YOUR GOAL »
Using the listing below, copy every line that mentions "Java".

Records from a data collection
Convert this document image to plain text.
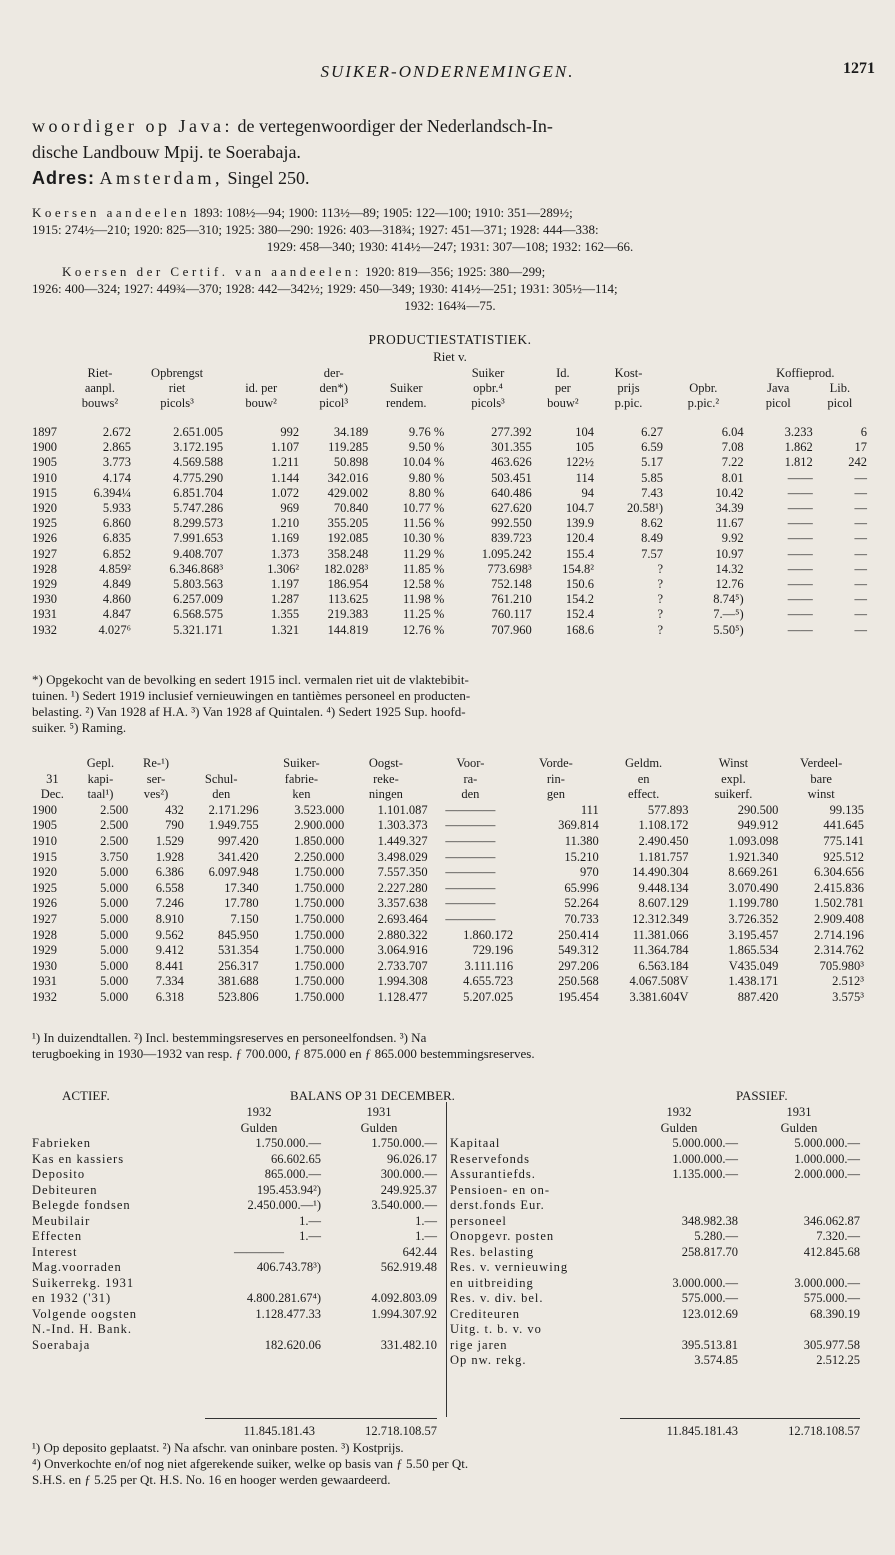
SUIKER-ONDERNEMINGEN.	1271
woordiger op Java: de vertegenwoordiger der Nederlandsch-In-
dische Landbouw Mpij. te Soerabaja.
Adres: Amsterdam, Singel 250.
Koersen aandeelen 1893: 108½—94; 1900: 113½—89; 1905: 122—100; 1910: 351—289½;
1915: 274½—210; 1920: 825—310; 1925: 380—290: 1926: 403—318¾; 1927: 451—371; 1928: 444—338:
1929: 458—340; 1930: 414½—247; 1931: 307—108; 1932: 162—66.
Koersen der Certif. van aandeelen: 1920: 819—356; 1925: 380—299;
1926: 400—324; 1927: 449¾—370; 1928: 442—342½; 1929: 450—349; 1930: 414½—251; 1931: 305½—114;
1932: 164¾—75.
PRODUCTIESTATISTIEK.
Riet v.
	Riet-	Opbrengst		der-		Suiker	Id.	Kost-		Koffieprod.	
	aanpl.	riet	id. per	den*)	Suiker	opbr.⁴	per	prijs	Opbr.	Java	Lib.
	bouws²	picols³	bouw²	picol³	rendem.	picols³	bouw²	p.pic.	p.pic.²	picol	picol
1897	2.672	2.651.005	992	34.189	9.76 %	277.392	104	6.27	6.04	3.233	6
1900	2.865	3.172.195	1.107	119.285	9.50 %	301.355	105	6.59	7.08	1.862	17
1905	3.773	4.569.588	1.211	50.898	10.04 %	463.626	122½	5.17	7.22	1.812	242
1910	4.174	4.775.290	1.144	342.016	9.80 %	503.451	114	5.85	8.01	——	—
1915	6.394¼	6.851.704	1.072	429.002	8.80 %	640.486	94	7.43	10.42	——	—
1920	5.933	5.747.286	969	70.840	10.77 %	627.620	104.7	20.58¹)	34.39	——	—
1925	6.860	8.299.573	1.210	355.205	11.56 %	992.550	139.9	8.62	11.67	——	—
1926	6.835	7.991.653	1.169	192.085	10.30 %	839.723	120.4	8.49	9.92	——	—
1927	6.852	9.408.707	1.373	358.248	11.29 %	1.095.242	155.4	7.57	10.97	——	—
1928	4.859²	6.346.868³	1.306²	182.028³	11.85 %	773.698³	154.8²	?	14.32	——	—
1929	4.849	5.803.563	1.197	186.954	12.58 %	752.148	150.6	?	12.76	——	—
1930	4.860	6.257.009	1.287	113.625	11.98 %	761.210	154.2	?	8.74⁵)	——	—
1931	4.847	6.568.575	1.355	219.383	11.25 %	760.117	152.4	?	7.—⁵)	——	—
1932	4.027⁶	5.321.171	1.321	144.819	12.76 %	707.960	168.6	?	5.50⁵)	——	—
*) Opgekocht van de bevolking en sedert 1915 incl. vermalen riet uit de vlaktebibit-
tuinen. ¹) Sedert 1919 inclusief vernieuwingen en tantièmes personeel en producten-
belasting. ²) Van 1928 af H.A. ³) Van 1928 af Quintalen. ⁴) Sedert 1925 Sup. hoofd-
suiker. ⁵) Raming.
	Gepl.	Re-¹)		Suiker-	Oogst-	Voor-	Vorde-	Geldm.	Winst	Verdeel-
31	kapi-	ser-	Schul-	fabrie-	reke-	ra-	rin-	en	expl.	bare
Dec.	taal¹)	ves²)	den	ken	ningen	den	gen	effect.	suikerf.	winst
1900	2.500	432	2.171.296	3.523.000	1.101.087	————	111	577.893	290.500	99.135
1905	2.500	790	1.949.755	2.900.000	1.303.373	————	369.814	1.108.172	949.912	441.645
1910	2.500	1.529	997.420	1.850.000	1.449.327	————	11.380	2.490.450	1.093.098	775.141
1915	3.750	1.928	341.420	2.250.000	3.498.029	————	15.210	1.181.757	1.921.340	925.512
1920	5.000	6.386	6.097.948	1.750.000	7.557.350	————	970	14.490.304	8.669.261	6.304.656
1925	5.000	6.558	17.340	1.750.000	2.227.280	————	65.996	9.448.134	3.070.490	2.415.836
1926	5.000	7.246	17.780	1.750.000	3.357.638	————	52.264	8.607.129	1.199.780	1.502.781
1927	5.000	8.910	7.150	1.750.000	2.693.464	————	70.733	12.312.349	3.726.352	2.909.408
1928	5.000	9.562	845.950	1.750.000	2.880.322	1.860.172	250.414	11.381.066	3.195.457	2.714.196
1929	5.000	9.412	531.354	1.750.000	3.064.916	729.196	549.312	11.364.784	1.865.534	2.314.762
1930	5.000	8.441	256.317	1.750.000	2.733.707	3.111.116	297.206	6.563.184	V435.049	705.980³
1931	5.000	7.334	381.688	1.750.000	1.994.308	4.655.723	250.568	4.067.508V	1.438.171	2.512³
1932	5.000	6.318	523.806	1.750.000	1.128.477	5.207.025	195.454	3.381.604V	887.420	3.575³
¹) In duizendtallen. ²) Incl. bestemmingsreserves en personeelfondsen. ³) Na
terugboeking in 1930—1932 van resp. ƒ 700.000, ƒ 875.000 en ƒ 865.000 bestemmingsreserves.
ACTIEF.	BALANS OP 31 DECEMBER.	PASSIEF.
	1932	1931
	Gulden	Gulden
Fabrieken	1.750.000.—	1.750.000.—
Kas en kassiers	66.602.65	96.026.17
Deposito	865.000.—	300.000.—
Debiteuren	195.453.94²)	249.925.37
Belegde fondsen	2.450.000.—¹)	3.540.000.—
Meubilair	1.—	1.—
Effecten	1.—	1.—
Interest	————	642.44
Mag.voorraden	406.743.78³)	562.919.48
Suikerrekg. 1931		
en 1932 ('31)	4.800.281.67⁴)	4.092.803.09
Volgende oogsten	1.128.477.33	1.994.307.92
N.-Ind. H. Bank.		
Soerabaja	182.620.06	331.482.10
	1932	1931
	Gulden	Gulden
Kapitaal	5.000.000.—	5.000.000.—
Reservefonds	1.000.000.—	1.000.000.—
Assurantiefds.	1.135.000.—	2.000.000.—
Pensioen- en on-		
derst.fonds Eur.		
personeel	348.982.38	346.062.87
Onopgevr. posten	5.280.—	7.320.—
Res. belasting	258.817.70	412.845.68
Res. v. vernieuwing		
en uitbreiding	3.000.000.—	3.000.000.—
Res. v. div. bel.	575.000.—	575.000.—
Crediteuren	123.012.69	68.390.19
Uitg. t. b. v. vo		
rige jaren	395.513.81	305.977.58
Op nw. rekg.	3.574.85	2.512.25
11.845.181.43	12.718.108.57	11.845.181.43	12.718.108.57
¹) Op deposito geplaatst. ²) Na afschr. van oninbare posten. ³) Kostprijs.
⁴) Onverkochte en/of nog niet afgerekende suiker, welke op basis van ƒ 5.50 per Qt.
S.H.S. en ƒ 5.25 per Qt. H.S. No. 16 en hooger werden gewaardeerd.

TASK SOLUTION »
woordiger op Java: de vertegenwoordiger der Nederlandsch-In-
	aanpl.	riet	id. per	den*)	Suiker	opbr.⁴	per	prijs	Opbr.	Java	Lib.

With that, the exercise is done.